**Goal**
Report the number of lines in the entries below that include the word "text", and nothing else.
**** Data provided
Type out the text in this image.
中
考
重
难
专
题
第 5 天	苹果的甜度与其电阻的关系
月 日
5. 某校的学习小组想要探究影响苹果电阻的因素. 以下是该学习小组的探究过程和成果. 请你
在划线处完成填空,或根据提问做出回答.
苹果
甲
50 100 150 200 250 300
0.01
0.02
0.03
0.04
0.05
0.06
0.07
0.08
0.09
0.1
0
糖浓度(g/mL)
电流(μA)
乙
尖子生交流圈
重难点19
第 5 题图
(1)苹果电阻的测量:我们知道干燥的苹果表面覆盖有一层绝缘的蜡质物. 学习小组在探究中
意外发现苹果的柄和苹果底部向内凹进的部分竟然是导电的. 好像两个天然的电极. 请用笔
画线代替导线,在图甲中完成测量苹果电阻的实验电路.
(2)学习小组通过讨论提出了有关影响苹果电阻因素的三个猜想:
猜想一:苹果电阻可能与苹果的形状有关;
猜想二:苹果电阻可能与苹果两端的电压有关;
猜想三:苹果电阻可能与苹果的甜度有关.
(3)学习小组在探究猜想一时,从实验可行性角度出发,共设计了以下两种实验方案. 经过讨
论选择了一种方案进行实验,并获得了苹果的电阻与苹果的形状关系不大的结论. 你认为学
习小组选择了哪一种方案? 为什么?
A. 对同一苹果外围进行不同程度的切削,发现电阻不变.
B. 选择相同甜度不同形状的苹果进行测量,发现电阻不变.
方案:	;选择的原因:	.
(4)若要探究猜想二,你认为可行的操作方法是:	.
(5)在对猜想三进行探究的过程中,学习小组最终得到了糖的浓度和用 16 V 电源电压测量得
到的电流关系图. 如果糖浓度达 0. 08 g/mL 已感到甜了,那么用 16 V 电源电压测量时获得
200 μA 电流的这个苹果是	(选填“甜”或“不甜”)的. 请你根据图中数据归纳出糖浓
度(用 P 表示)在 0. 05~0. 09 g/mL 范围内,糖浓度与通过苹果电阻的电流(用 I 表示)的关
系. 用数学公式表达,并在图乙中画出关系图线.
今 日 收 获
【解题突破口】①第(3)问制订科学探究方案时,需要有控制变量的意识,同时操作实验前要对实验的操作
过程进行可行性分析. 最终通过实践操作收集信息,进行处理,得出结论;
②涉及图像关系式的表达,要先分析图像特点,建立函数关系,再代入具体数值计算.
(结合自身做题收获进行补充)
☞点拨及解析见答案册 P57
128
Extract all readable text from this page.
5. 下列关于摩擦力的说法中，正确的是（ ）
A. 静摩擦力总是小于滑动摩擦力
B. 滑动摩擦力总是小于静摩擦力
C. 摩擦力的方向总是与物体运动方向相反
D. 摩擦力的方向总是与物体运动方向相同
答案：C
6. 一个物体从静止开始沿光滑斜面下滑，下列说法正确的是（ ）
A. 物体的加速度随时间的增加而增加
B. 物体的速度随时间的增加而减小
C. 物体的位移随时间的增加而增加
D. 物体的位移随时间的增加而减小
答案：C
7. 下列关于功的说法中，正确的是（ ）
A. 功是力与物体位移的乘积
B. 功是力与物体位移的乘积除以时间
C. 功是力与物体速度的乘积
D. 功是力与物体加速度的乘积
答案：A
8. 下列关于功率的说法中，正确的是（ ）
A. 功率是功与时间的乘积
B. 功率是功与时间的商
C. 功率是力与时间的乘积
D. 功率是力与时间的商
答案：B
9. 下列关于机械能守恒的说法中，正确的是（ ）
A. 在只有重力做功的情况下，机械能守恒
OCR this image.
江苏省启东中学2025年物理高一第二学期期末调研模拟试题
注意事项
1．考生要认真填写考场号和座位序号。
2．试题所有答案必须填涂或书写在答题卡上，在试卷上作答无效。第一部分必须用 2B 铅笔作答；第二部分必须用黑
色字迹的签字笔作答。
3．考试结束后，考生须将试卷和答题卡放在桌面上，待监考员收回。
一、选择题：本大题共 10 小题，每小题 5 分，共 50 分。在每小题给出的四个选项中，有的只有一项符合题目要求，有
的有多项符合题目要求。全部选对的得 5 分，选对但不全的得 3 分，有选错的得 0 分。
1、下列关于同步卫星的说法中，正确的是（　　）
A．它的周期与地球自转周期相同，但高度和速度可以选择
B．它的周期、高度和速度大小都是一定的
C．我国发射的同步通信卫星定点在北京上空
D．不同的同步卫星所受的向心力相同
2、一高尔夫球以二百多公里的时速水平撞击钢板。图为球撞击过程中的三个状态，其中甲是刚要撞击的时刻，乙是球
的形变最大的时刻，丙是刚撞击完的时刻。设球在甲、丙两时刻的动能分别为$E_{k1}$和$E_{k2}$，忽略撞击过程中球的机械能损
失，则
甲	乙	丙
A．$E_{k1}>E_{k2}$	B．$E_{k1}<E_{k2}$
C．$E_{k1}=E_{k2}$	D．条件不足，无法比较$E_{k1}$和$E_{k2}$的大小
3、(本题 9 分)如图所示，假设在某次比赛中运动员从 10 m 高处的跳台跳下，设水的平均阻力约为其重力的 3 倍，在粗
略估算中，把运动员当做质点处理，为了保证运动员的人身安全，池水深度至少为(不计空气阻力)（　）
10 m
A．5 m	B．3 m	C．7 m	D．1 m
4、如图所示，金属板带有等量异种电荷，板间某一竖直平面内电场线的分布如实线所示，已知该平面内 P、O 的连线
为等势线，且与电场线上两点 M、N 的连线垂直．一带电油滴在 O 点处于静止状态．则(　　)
********
**Task answer**
2